- [What you will do] Extract the full set of records, then give each one again exactly.

___ Records supplied

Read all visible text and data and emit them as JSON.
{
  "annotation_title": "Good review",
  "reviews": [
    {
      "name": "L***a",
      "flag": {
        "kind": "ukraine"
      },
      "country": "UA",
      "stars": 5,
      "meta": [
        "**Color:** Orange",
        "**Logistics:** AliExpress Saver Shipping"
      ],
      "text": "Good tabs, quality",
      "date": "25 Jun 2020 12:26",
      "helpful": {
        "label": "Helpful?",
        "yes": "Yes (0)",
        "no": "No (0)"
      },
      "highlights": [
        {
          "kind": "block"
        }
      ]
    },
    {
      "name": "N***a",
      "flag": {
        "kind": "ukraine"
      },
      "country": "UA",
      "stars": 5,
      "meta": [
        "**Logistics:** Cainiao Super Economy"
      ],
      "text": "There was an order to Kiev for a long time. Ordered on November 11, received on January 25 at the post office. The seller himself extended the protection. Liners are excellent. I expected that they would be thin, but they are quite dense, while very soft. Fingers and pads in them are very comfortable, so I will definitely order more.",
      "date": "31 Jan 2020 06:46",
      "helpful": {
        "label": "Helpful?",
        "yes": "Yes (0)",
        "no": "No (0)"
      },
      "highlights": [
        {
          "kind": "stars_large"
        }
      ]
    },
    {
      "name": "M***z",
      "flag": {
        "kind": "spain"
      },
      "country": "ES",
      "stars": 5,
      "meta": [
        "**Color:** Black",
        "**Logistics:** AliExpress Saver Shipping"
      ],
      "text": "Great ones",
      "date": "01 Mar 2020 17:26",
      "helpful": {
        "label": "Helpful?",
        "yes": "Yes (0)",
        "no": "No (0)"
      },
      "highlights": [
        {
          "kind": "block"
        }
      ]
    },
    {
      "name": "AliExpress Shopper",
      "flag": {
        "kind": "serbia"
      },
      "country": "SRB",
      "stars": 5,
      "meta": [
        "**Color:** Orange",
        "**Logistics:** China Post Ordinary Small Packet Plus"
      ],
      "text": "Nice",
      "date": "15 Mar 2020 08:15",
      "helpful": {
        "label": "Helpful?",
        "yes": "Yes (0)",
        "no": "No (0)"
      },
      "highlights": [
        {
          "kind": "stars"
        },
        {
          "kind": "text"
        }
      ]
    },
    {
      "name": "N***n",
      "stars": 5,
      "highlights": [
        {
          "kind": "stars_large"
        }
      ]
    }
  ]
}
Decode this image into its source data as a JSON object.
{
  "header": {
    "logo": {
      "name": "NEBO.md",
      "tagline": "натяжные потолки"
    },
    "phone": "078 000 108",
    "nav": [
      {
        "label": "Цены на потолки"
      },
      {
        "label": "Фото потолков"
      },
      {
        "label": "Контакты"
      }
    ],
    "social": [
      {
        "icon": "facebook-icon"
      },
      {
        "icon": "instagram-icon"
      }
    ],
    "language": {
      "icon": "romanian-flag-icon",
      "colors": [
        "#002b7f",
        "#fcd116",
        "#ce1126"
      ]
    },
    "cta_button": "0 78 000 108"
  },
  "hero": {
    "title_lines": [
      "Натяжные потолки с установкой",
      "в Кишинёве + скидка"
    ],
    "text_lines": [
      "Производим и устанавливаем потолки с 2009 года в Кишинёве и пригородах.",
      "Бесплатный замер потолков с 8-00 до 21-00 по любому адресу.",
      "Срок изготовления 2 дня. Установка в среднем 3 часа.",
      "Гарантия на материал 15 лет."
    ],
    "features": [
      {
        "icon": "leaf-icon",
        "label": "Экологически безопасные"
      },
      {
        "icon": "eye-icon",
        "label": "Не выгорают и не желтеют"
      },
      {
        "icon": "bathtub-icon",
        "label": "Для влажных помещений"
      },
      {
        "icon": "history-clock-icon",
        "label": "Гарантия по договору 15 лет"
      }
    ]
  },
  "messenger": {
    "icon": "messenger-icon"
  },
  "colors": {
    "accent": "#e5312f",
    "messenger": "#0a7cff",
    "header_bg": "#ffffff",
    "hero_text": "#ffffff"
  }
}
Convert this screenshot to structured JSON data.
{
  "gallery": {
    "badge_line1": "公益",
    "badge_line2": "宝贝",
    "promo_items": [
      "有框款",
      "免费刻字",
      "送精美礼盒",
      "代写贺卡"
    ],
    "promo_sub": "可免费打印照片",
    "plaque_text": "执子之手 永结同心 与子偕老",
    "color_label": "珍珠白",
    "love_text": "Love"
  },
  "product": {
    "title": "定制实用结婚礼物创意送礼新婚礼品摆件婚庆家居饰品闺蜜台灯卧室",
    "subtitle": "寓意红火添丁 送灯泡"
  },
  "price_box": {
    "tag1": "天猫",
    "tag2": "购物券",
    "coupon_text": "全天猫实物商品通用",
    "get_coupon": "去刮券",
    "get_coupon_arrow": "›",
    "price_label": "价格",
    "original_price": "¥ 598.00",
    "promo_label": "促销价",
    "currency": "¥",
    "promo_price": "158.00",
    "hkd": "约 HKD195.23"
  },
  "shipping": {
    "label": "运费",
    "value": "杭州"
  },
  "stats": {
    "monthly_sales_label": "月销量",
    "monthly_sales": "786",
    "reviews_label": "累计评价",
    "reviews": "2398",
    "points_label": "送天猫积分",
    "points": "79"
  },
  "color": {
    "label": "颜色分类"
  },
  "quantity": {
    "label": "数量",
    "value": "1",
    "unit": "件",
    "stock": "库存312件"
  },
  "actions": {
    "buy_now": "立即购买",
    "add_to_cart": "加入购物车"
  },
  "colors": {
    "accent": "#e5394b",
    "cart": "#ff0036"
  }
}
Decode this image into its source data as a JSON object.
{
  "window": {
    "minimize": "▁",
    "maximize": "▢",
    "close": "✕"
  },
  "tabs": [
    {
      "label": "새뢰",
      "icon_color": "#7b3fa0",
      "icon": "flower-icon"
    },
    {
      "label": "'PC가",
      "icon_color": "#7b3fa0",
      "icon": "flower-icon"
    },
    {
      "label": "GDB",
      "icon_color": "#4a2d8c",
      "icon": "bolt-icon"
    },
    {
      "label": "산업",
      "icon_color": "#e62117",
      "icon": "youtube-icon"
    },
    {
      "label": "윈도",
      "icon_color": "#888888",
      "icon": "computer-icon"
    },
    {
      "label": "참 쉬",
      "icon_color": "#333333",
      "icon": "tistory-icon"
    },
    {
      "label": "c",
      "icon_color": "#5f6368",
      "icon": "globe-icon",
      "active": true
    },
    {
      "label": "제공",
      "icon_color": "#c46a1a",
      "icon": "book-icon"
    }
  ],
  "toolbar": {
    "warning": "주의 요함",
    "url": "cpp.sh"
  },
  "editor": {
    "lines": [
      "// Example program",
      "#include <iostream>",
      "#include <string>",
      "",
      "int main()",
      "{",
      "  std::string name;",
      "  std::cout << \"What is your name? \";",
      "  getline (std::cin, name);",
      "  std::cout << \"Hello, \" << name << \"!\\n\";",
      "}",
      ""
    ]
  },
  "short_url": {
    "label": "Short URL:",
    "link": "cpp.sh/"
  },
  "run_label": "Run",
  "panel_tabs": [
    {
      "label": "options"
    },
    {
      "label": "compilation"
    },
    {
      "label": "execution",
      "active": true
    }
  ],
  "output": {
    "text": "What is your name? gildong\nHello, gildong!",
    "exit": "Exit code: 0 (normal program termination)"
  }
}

______

- [Written response]
Read all visible text and data and emit them as JSON.
{
  "annotation_title": "Good review",
  "reviews": [
    {
      "name": "L***a",
      "flag": {
        "kind": "ukraine"
      },
      "country": "UA",
      "stars": 5,
      "meta": [
        "**Color:** Orange",
        "**Logistics:** AliExpress Saver Shipping"
      ],
      "text": "Good tabs, quality",
      "date": "25 Jun 2020 12:26",
      "helpful": {
        "label": "Helpful?",
        "yes": "Yes (0)",
        "no": "No (0)"
      },
      "highlights": [
        {
          "kind": "block"
        }
      ]
    },
    {
      "name": "N***a",
      "flag": {
        "kind": "ukraine"
      },
      "country": "UA",
      "stars": 5,
      "meta": [
        "**Logistics:** Cainiao Super Economy"
      ],
      "text": "There was an order to Kiev for a long time. Ordered on November 11, received on January 25 at the post office. The seller himself extended the protection. Liners are excellent. I expected that they would be thin, but they are quite dense, while very soft. Fingers and pads in them are very comfortable, so I will definitely order more.",
      "date": "31 Jan 2020 06:46",
      "helpful": {
        "label": "Helpful?",
        "yes": "Yes (0)",
        "no": "No (0)"
      },
      "highlights": [
        {
          "kind": "stars_large"
        }
      ]
    },
    {
      "name": "M***z",
      "flag": {
        "kind": "spain"
      },
      "country": "ES",
      "stars": 5,
      "meta": [
        "**Color:** Black",
        "**Logistics:** AliExpress Saver Shipping"
      ],
      "text": "Great ones",
      "date": "01 Mar 2020 17:26",
      "helpful": {
        "label": "Helpful?",
        "yes": "Yes (0)",
        "no": "No (0)"
      },
      "highlights": [
        {
          "kind": "block"
        }
      ]
    },
    {
      "name": "AliExpress Shopper",
      "flag": {
        "kind": "serbia"
      },
      "country": "SRB",
      "stars": 5,
      "meta": [
        "**Color:** Orange",
        "**Logistics:** China Post Ordinary Small Packet Plus"
      ],
      "text": "Nice",
      "date": "15 Mar 2020 08:15",
      "helpful": {
        "label": "Helpful?",
        "yes": "Yes (0)",
        "no": "No (0)"
      },
      "highlights": [
        {
          "kind": "stars"
        },
        {
          "kind": "text"
        }
      ]
    },
    {
      "name": "N***n",
      "stars": 5,
      "highlights": [
        {
          "kind": "stars_large"
        }
      ]
    }
  ]
}
Decode this image into its source data as a JSON object.
{
  "header": {
    "logo": {
      "name": "NEBO.md",
      "tagline": "натяжные потолки"
    },
    "phone": "078 000 108",
    "nav": [
      {
        "label": "Цены на потолки"
      },
      {
        "label": "Фото потолков"
      },
      {
        "label": "Контакты"
      }
    ],
    "social": [
      {
        "icon": "facebook-icon"
      },
      {
        "icon": "instagram-icon"
      }
    ],
    "language": {
      "icon": "romanian-flag-icon",
      "colors": [
        "#002b7f",
        "#fcd116",
        "#ce1126"
      ]
    },
    "cta_button": "0 78 000 108"
  },
  "hero": {
    "title_lines": [
      "Натяжные потолки с установкой",
      "в Кишинёве + скидка"
    ],
    "text_lines": [
      "Производим и устанавливаем потолки с 2009 года в Кишинёве и пригородах.",
      "Бесплатный замер потолков с 8-00 до 21-00 по любому адресу.",
      "Срок изготовления 2 дня. Установка в среднем 3 часа.",
      "Гарантия на материал 15 лет."
    ],
    "features": [
      {
        "icon": "leaf-icon",
        "label": "Экологически безопасные"
      },
      {
        "icon": "eye-icon",
        "label": "Не выгорают и не желтеют"
      },
      {
        "icon": "bathtub-icon",
        "label": "Для влажных помещений"
      },
      {
        "icon": "history-clock-icon",
        "label": "Гарантия по договору 15 лет"
      }
    ]
  },
  "messenger": {
    "icon": "messenger-icon"
  },
  "colors": {
    "accent": "#e5312f",
    "messenger": "#0a7cff",
    "header_bg": "#ffffff",
    "hero_text": "#ffffff"
  }
}
Convert this screenshot to structured JSON data.
{
  "gallery": {
    "badge_line1": "公益",
    "badge_line2": "宝贝",
    "promo_items": [
      "有框款",
      "免费刻字",
      "送精美礼盒",
      "代写贺卡"
    ],
    "promo_sub": "可免费打印照片",
    "plaque_text": "执子之手 永结同心 与子偕老",
    "color_label": "珍珠白",
    "love_text": "Love"
  },
  "product": {
    "title": "定制实用结婚礼物创意送礼新婚礼品摆件婚庆家居饰品闺蜜台灯卧室",
    "subtitle": "寓意红火添丁 送灯泡"
  },
  "price_box": {
    "tag1": "天猫",
    "tag2": "购物券",
    "coupon_text": "全天猫实物商品通用",
    "get_coupon": "去刮券",
    "get_coupon_arrow": "›",
    "price_label": "价格",
    "original_price": "¥ 598.00",
    "promo_label": "促销价",
    "currency": "¥",
    "promo_price": "158.00",
    "hkd": "约 HKD195.23"
  },
  "shipping": {
    "label": "运费",
    "value": "杭州"
  },
  "stats": {
    "monthly_sales_label": "月销量",
    "monthly_sales": "786",
    "reviews_label": "累计评价",
    "reviews": "2398",
    "points_label": "送天猫积分",
    "points": "79"
  },
  "color": {
    "label": "颜色分类"
  },
  "quantity": {
    "label": "数量",
    "value": "1",
    "unit": "件",
    "stock": "库存312件"
  },
  "actions": {
    "buy_now": "立即购买",
    "add_to_cart": "加入购物车"
  },
  "colors": {
    "accent": "#e5394b",
    "cart": "#ff0036"
  }
}
Decode this image into its source data as a JSON object.
{
  "window": {
    "minimize": "▁",
    "maximize": "▢",
    "close": "✕"
  },
  "tabs": [
    {
      "label": "새뢰",
      "icon_color": "#7b3fa0",
      "icon": "flower-icon"
    },
    {
      "label": "'PC가",
      "icon_color": "#7b3fa0",
      "icon": "flower-icon"
    },
    {
      "label": "GDB",
      "icon_color": "#4a2d8c",
      "icon": "bolt-icon"
    },
    {
      "label": "산업",
      "icon_color": "#e62117",
      "icon": "youtube-icon"
    },
    {
      "label": "윈도",
      "icon_color": "#888888",
      "icon": "computer-icon"
    },
    {
      "label": "참 쉬",
      "icon_color": "#333333",
      "icon": "tistory-icon"
    },
    {
      "label": "c",
      "icon_color": "#5f6368",
      "icon": "globe-icon",
      "active": true
    },
    {
      "label": "제공",
      "icon_color": "#c46a1a",
      "icon": "book-icon"
    }
  ],
  "toolbar": {
    "warning": "주의 요함",
    "url": "cpp.sh"
  },
  "editor": {
    "lines": [
      "// Example program",
      "#include <iostream>",
      "#include <string>",
      "",
      "int main()",
      "{",
      "  std::string name;",
      "  std::cout << \"What is your name? \";",
      "  getline (std::cin, name);",
      "  std::cout << \"Hello, \" << name << \"!\\n\";",
      "}",
      ""
    ]
  },
  "short_url": {
    "label": "Short URL:",
    "link": "cpp.sh/"
  },
  "run_label": "Run",
  "panel_tabs": [
    {
      "label": "options"
    },
    {
      "label": "compilation"
    },
    {
      "label": "execution",
      "active": true
    }
  ],
  "output": {
    "text": "What is your name? gildong\nHello, gildong!",
    "exit": "Exit code: 0 (normal program termination)"
  }
}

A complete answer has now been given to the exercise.